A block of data
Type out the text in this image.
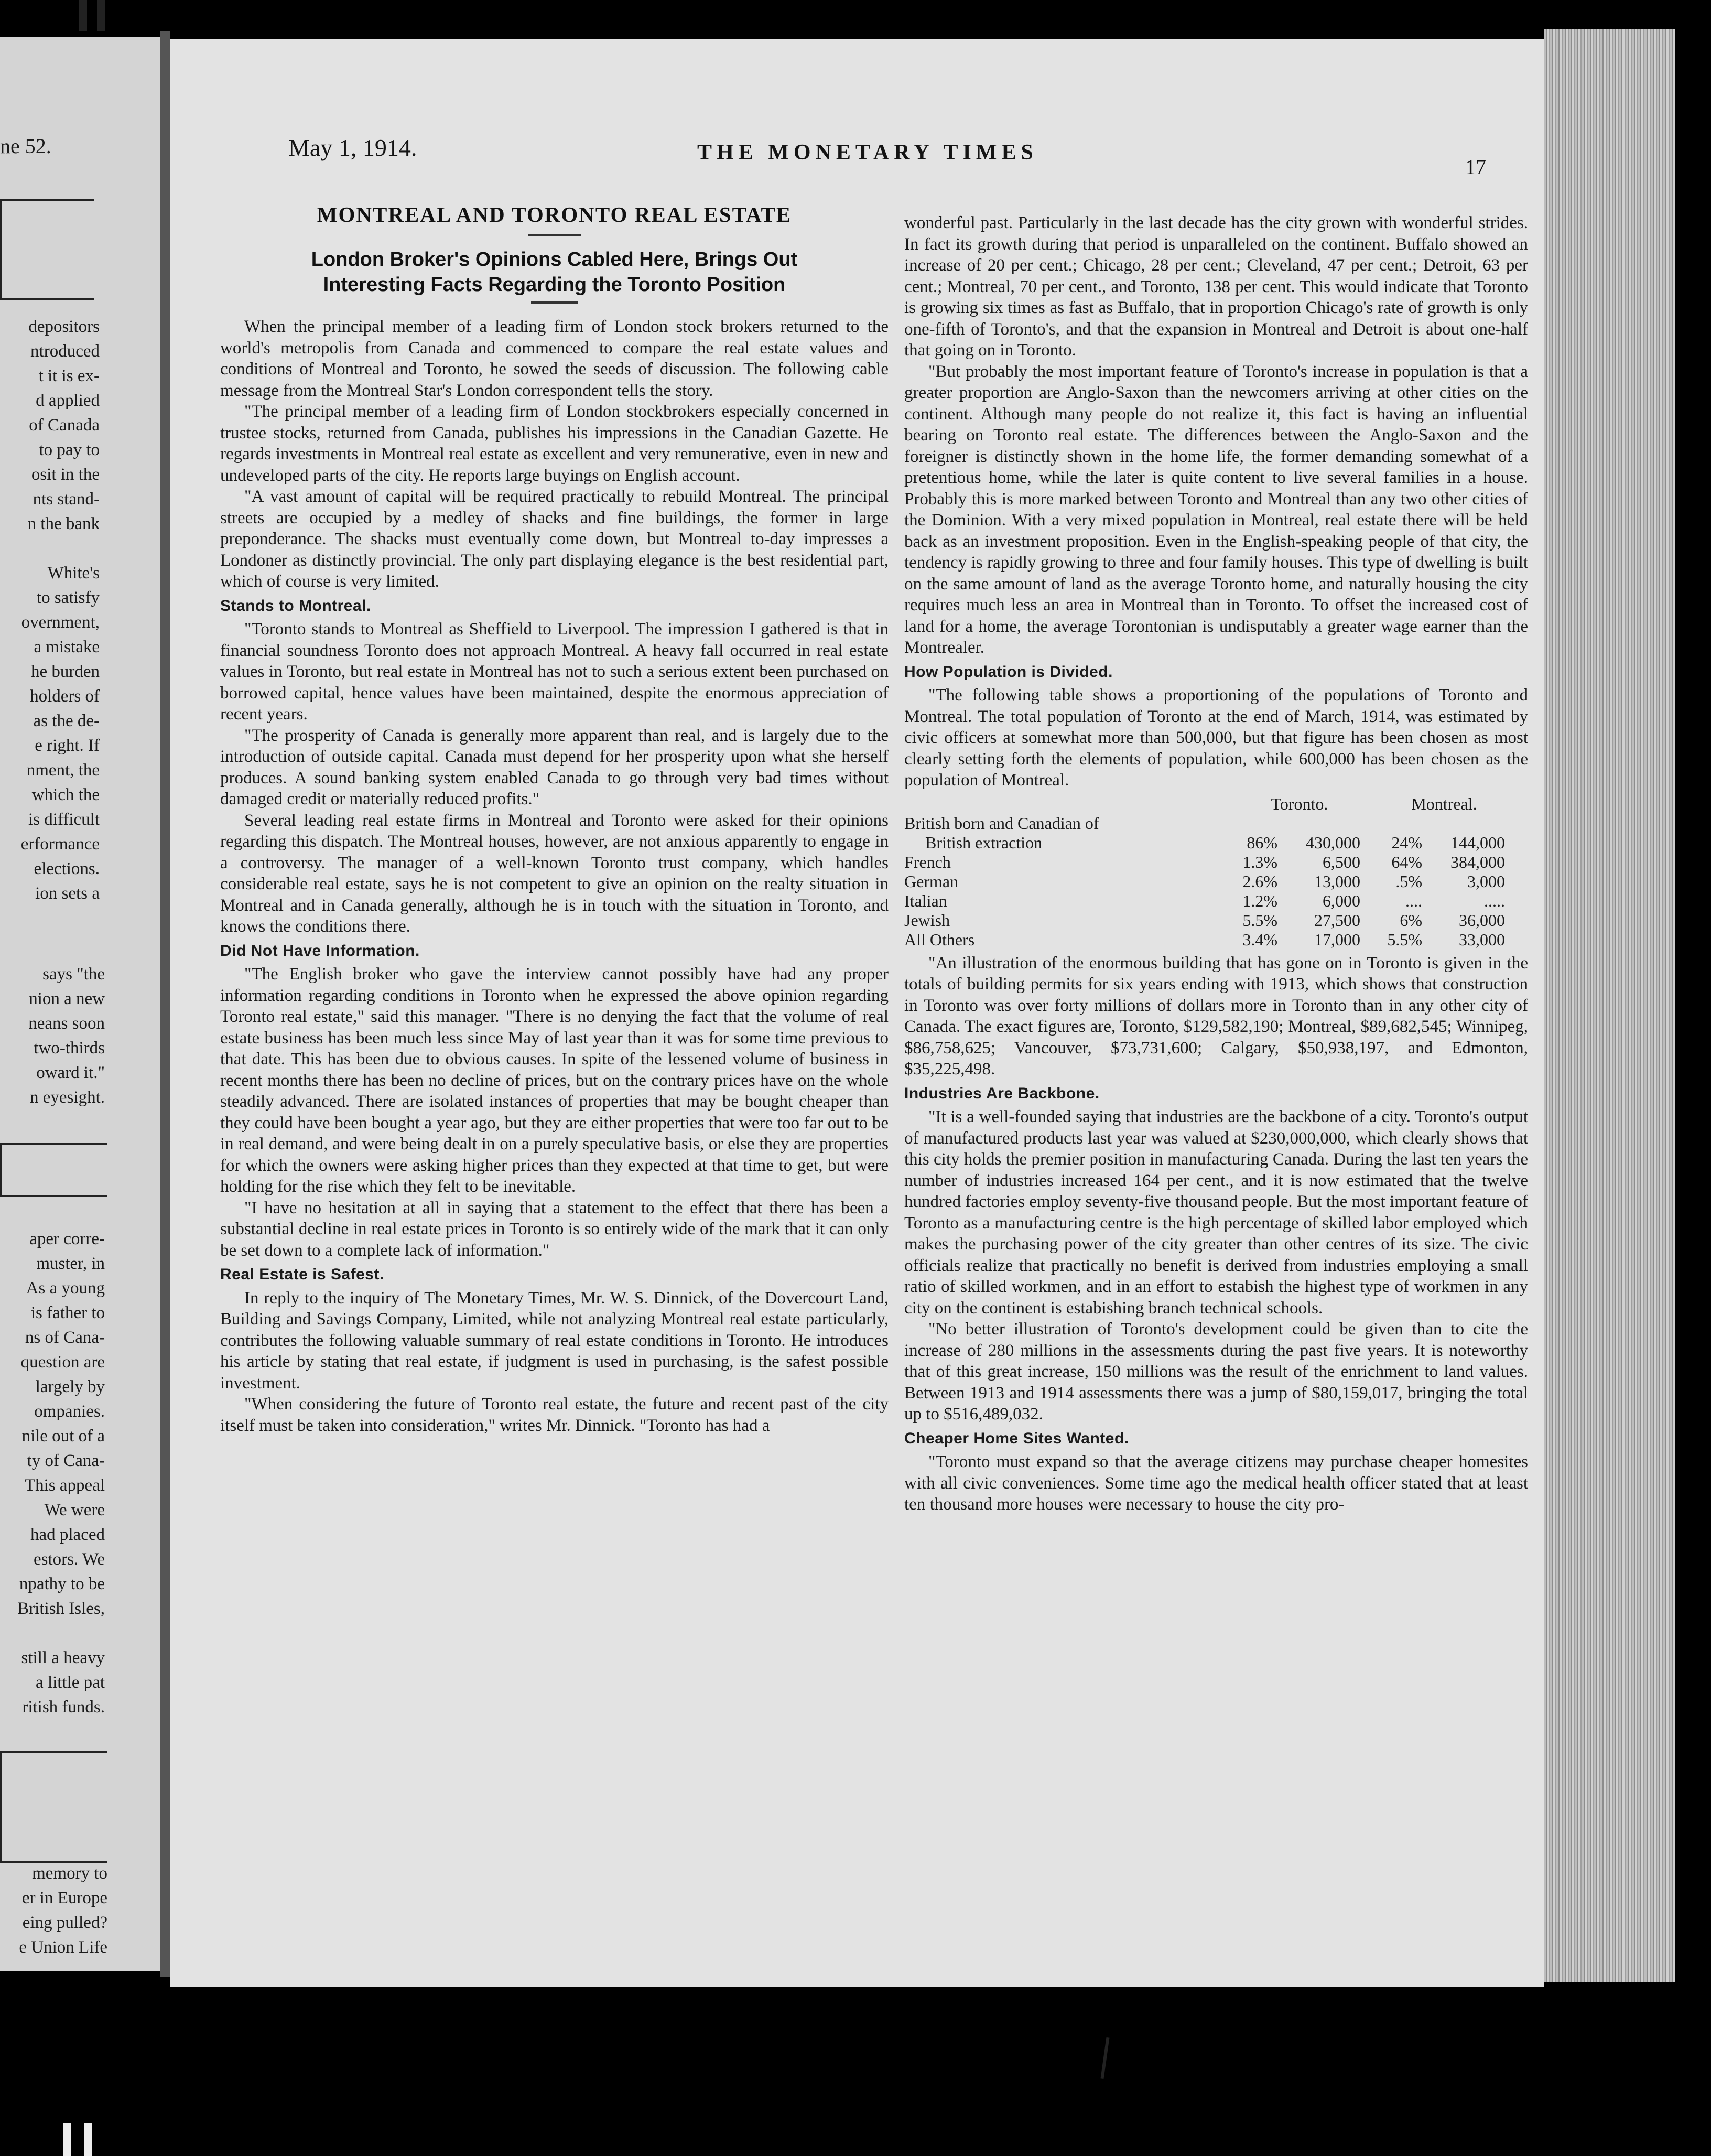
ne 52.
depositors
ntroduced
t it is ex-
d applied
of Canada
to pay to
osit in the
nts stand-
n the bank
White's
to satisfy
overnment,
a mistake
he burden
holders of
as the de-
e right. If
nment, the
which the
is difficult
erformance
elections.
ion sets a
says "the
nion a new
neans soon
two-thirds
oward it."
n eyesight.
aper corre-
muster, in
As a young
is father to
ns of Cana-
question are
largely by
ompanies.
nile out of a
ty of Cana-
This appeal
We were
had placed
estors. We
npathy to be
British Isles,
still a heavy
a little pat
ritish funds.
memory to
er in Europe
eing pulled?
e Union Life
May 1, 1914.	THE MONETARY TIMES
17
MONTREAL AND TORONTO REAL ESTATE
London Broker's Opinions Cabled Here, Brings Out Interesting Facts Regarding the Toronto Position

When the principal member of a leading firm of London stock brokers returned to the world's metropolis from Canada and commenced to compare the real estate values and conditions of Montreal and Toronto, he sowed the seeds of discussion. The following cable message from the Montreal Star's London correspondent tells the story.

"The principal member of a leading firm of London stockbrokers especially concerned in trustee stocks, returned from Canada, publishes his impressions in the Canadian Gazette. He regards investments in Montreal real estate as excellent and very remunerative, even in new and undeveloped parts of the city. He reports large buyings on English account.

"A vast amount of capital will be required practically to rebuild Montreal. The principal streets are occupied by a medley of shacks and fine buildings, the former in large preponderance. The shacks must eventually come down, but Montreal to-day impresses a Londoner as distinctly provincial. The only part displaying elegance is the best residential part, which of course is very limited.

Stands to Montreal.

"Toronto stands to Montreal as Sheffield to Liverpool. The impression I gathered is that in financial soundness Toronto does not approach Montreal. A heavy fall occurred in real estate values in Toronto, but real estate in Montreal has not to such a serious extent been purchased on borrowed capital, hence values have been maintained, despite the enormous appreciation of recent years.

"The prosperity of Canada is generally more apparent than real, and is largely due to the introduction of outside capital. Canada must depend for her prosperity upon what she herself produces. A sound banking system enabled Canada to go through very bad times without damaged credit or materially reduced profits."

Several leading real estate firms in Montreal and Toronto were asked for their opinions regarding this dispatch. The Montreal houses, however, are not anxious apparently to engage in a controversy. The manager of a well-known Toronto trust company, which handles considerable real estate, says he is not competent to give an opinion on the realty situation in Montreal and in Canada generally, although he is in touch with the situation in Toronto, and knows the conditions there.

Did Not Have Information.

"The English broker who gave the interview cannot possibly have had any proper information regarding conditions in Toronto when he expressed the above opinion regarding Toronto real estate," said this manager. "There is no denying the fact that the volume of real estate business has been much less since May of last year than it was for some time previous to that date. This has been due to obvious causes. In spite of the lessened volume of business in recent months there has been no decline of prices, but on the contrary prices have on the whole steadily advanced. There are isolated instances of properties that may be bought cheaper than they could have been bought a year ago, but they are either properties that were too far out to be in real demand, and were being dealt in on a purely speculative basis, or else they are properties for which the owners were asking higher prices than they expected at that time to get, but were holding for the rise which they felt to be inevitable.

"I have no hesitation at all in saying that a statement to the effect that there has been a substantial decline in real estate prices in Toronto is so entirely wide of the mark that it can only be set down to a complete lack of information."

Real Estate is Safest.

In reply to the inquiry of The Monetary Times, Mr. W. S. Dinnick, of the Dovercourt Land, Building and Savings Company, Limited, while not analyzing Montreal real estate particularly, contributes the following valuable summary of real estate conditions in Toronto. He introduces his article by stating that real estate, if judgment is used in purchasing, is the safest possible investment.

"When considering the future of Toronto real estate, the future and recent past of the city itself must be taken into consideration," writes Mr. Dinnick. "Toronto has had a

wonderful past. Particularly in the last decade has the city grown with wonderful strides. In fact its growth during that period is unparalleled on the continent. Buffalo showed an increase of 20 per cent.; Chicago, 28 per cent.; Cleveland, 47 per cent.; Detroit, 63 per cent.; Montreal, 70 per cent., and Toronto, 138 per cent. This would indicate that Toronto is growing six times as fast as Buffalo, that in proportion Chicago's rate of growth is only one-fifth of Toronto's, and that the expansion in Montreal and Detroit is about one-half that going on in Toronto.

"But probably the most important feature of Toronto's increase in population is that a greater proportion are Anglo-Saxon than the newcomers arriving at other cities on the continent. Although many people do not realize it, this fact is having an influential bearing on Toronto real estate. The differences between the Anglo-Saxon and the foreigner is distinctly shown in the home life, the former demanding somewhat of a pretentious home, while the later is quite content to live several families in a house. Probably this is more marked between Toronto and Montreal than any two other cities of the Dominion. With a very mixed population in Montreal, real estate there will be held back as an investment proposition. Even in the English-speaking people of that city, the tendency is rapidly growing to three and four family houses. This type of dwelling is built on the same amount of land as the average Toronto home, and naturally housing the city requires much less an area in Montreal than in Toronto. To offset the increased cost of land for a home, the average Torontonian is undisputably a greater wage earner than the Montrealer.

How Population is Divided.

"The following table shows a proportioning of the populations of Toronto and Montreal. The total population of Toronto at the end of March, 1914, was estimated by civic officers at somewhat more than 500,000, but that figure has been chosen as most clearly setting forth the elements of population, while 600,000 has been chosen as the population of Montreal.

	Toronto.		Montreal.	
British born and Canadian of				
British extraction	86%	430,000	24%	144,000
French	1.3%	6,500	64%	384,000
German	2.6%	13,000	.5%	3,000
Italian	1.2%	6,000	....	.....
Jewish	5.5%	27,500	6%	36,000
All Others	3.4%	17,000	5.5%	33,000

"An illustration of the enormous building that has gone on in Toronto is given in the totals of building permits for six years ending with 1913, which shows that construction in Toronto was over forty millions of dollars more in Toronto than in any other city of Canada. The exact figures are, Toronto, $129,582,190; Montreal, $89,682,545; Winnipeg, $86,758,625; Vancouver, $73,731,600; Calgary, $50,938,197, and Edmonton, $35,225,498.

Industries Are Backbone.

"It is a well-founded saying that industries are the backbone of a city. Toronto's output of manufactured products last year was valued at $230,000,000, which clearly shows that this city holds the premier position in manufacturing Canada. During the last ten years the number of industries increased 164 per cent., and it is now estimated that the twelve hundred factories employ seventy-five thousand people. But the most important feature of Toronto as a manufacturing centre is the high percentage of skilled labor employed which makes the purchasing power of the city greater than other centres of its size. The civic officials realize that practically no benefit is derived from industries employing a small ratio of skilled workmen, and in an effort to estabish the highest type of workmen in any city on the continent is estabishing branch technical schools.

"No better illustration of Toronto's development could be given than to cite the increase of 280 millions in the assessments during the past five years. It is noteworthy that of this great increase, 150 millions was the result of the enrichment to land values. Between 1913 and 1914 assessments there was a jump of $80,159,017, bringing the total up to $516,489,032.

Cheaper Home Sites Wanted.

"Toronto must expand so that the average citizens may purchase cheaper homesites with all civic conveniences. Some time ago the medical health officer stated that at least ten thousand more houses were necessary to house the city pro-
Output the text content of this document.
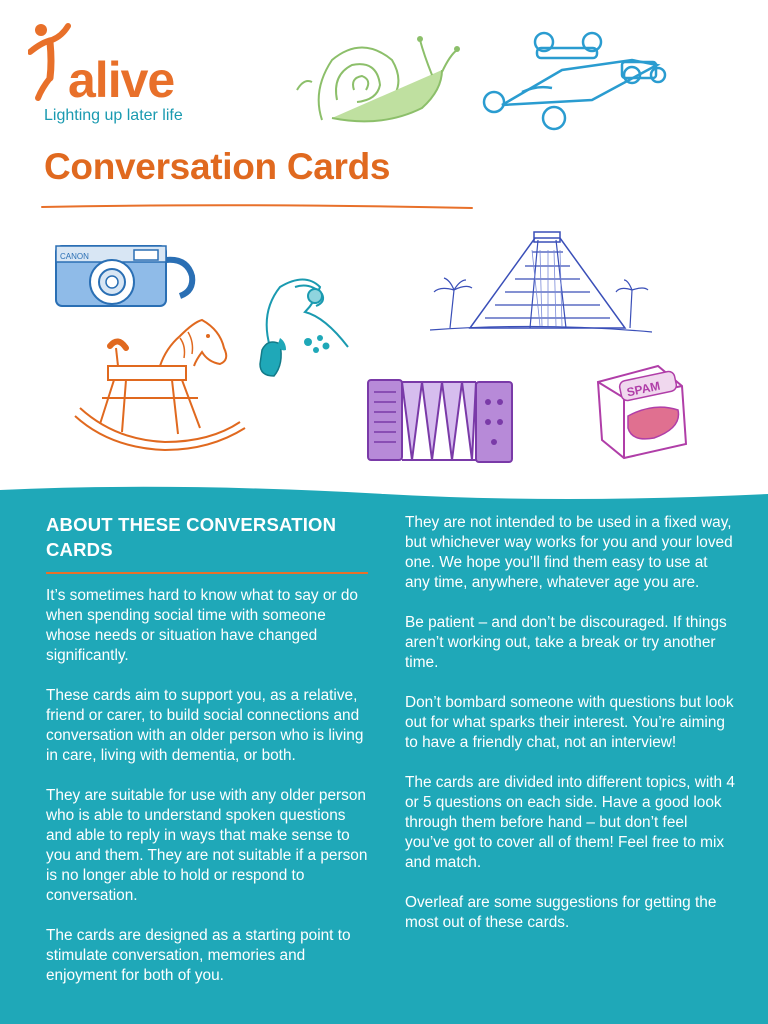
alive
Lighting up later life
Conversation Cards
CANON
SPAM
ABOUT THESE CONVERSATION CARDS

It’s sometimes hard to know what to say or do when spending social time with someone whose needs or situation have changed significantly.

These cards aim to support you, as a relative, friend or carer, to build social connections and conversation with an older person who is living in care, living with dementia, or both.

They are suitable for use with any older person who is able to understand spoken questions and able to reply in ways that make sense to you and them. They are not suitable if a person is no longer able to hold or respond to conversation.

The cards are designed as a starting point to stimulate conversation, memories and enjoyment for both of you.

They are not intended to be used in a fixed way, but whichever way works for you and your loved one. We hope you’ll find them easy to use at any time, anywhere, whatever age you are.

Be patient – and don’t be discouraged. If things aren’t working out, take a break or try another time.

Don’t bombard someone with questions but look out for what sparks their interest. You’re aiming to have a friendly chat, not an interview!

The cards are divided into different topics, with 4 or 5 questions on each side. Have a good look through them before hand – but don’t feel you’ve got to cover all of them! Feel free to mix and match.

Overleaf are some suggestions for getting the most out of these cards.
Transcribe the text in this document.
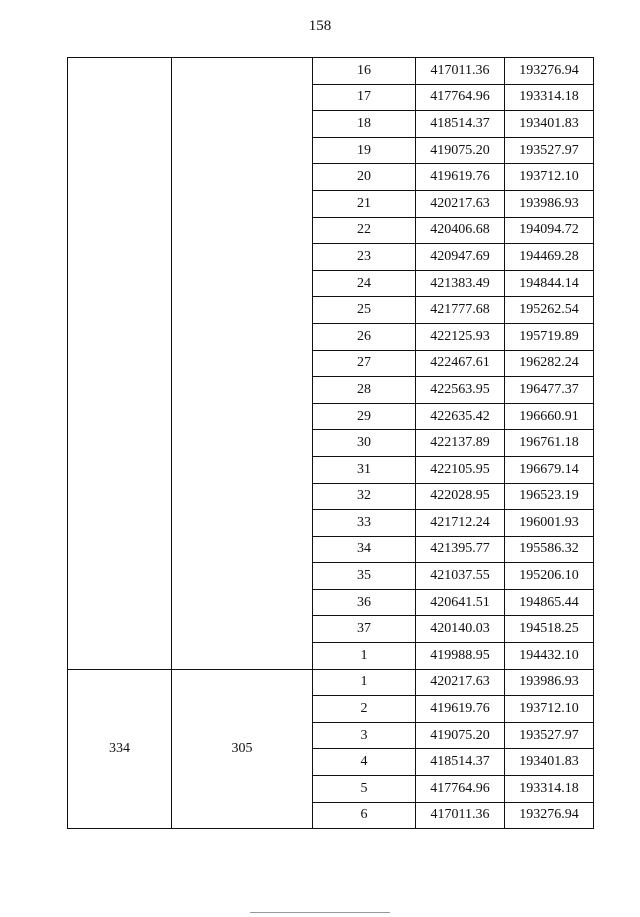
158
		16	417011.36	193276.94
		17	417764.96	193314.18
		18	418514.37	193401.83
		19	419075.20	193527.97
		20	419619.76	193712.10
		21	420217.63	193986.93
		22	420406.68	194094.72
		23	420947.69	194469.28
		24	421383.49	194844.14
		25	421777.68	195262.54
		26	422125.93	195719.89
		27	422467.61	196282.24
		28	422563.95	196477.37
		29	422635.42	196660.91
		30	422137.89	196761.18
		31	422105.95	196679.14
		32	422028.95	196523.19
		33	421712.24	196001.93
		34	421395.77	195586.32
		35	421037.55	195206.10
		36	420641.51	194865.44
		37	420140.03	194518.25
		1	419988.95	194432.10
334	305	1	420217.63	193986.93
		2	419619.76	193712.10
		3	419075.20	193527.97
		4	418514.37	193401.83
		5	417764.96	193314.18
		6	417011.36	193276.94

:: WHAT THE EXERCISE ASKS ::
Output the line that contains "Transcribe the text in this document." and every subsequent line through the end of the entries, exactly as given, without pictures.

:: SOLUTION TO THE PROBLEM ::
Transcribe the text in this document.
158
		16	417011.36	193276.94
		17	417764.96	193314.18
		18	418514.37	193401.83
		19	419075.20	193527.97
		20	419619.76	193712.10
		21	420217.63	193986.93
		22	420406.68	194094.72
		23	420947.69	194469.28
		24	421383.49	194844.14
		25	421777.68	195262.54
		26	422125.93	195719.89
		27	422467.61	196282.24
		28	422563.95	196477.37
		29	422635.42	196660.91
		30	422137.89	196761.18
		31	422105.95	196679.14
		32	422028.95	196523.19
		33	421712.24	196001.93
		34	421395.77	195586.32
		35	421037.55	195206.10
		36	420641.51	194865.44
		37	420140.03	194518.25
		1	419988.95	194432.10
334	305	1	420217.63	193986.93
		2	419619.76	193712.10
		3	419075.20	193527.97
		4	418514.37	193401.83
		5	417764.96	193314.18
		6	417011.36	193276.94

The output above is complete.